Exercise requirements:
Copy every line of the listing that holds the string "text".

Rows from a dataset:
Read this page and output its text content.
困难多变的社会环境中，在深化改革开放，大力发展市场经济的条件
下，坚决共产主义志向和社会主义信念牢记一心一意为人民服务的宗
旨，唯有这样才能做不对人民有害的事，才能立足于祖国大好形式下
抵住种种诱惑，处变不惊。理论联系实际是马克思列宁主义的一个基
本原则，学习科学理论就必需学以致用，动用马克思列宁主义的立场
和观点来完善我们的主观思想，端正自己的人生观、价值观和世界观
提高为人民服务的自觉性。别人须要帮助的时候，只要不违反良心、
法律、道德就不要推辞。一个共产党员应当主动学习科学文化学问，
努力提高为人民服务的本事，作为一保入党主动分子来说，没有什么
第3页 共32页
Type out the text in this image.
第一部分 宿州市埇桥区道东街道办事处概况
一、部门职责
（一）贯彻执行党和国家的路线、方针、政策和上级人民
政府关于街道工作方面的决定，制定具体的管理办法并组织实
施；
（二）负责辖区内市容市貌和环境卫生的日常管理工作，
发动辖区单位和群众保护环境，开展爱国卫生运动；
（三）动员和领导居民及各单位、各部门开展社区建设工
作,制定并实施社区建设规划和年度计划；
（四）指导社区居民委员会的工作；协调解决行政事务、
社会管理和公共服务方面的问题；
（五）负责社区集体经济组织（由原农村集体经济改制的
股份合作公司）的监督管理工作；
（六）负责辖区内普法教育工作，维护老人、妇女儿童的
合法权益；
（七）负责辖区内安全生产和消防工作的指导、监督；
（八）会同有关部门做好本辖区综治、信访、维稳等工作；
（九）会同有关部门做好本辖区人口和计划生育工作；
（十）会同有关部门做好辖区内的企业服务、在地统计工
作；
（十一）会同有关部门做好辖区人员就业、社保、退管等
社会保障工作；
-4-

Task result:
Read this page and output its text content.
Type out the text in this image.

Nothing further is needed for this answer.